— Start of DATASET EXTRACT —
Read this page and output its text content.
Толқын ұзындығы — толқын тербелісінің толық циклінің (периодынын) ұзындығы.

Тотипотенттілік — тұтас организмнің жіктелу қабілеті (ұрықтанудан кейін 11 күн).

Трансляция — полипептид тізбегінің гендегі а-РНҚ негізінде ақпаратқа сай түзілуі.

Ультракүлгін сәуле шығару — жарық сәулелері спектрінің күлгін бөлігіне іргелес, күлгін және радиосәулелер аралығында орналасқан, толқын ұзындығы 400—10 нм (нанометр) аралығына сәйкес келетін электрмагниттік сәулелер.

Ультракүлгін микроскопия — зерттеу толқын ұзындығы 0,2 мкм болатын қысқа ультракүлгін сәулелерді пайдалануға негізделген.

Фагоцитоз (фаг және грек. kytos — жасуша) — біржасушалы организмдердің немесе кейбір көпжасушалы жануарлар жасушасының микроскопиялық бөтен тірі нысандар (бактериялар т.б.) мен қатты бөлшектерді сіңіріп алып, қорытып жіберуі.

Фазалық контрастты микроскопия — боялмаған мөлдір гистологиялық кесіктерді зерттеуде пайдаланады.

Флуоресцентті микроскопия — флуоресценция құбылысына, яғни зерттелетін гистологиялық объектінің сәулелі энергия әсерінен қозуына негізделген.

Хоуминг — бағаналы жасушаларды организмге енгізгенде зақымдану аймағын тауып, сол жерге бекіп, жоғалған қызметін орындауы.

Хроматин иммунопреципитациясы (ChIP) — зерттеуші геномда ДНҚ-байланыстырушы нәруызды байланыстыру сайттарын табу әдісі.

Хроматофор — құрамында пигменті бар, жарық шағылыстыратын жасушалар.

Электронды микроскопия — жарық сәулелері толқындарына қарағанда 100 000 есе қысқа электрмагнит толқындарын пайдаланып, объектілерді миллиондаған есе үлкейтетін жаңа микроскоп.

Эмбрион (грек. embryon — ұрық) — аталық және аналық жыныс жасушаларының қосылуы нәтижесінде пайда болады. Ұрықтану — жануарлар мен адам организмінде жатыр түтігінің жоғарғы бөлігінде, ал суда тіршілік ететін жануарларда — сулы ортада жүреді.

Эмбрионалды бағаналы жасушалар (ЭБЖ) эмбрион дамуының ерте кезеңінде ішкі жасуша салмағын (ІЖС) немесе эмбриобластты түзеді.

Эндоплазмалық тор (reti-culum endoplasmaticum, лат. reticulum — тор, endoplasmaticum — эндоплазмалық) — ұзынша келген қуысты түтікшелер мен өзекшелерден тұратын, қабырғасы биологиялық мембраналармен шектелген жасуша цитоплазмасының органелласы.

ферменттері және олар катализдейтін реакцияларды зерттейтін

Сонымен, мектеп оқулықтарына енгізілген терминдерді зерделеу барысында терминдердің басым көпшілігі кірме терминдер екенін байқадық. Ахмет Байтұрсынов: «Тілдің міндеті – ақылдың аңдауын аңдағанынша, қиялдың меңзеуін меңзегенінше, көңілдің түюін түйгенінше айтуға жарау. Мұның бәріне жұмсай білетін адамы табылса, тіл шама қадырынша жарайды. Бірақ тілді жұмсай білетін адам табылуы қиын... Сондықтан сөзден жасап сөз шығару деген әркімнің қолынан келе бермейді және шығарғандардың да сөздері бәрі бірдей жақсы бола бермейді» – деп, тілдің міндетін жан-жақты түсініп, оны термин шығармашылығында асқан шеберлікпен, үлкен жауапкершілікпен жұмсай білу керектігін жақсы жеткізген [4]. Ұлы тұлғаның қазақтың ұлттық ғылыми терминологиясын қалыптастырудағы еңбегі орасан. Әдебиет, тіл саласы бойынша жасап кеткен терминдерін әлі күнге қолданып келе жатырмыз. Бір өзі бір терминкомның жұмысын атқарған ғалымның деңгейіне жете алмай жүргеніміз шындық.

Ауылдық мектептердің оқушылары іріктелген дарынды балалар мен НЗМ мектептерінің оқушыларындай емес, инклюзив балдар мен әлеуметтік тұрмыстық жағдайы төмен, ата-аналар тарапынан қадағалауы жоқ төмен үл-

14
— End of DATASET EXTRACT —
# PROBLEM DETAILS
Write out every line exactly as it stands.

# WORKED ANSWER
Read this page and output its text content.
Толқын ұзындығы — толқын тербелісінің толық циклінің (периодынын) ұзындығы.

Тотипотенттілік — тұтас организмнің жіктелу қабілеті (ұрықтанудан кейін 11 күн).

Трансляция — полипептид тізбегінің гендегі а-РНҚ негізінде ақпаратқа сай түзілуі.

Ультракүлгін сәуле шығару — жарық сәулелері спектрінің күлгін бөлігіне іргелес, күлгін және радиосәулелер аралығында орналасқан, толқын ұзындығы 400—10 нм (нанометр) аралығына сәйкес келетін электрмагниттік сәулелер.

Ультракүлгін микроскопия — зерттеу толқын ұзындығы 0,2 мкм болатын қысқа ультракүлгін сәулелерді пайдалануға негізделген.

Фагоцитоз (фаг және грек. kytos — жасуша) — біржасушалы организмдердің немесе кейбір көпжасушалы жануарлар жасушасының микроскопиялық бөтен тірі нысандар (бактериялар т.б.) мен қатты бөлшектерді сіңіріп алып, қорытып жіберуі.

Фазалық контрастты микроскопия — боялмаған мөлдір гистологиялық кесіктерді зерттеуде пайдаланады.

Флуоресцентті микроскопия — флуоресценция құбылысына, яғни зерттелетін гистологиялық объектінің сәулелі энергия әсерінен қозуына негізделген.

Хоуминг — бағаналы жасушаларды организмге енгізгенде зақымдану аймағын тауып, сол жерге бекіп, жоғалған қызметін орындауы.

Хроматин иммунопреципитациясы (ChIP) — зерттеуші геномда ДНҚ-байланыстырушы нәруызды байланыстыру сайттарын табу әдісі.

Хроматофор — құрамында пигменті бар, жарық шағылыстыратын жасушалар.

Электронды микроскопия — жарық сәулелері толқындарына қарағанда 100 000 есе қысқа электрмагнит толқындарын пайдаланып, объектілерді миллиондаған есе үлкейтетін жаңа микроскоп.

Эмбрион (грек. embryon — ұрық) — аталық және аналық жыныс жасушаларының қосылуы нәтижесінде пайда болады. Ұрықтану — жануарлар мен адам организмінде жатыр түтігінің жоғарғы бөлігінде, ал суда тіршілік ететін жануарларда — сулы ортада жүреді.

Эмбрионалды бағаналы жасушалар (ЭБЖ) эмбрион дамуының ерте кезеңінде ішкі жасуша салмағын (ІЖС) немесе эмбриобластты түзеді.

Эндоплазмалық тор (reti-culum endoplasmaticum, лат. reticulum — тор, endoplasmaticum — эндоплазмалық) — ұзынша келген қуысты түтікшелер мен өзекшелерден тұратын, қабырғасы биологиялық мембраналармен шектелген жасуша цитоплазмасының органелласы.

ферменттері және олар катализдейтін реакцияларды зерттейтін

Сонымен, мектеп оқулықтарына енгізілген терминдерді зерделеу барысында терминдердің басым көпшілігі кірме терминдер екенін байқадық. Ахмет Байтұрсынов: «Тілдің міндеті – ақылдың аңдауын аңдағанынша, қиялдың меңзеуін меңзегенінше, көңілдің түюін түйгенінше айтуға жарау. Мұның бәріне жұмсай білетін адамы табылса, тіл шама қадырынша жарайды. Бірақ тілді жұмсай білетін адам табылуы қиын... Сондықтан сөзден жасап сөз шығару деген әркімнің қолынан келе бермейді және шығарғандардың да сөздері бәрі бірдей жақсы бола бермейді» – деп, тілдің міндетін жан-жақты түсініп, оны термин шығармашылығында асқан шеберлікпен, үлкен жауапкершілікпен жұмсай білу керектігін жақсы жеткізген [4]. Ұлы тұлғаның қазақтың ұлттық ғылыми терминологиясын қалыптастырудағы еңбегі орасан. Әдебиет, тіл саласы бойынша жасап кеткен терминдерін әлі күнге қолданып келе жатырмыз. Бір өзі бір терминкомның жұмысын атқарған ғалымның деңгейіне жете алмай жүргеніміз шындық.

Ауылдық мектептердің оқушылары іріктелген дарынды балалар мен НЗМ мектептерінің оқушыларындай емес, инклюзив балдар мен әлеуметтік тұрмыстық жағдайы төмен, ата-аналар тарапынан қадағалауы жоқ төмен үл-

14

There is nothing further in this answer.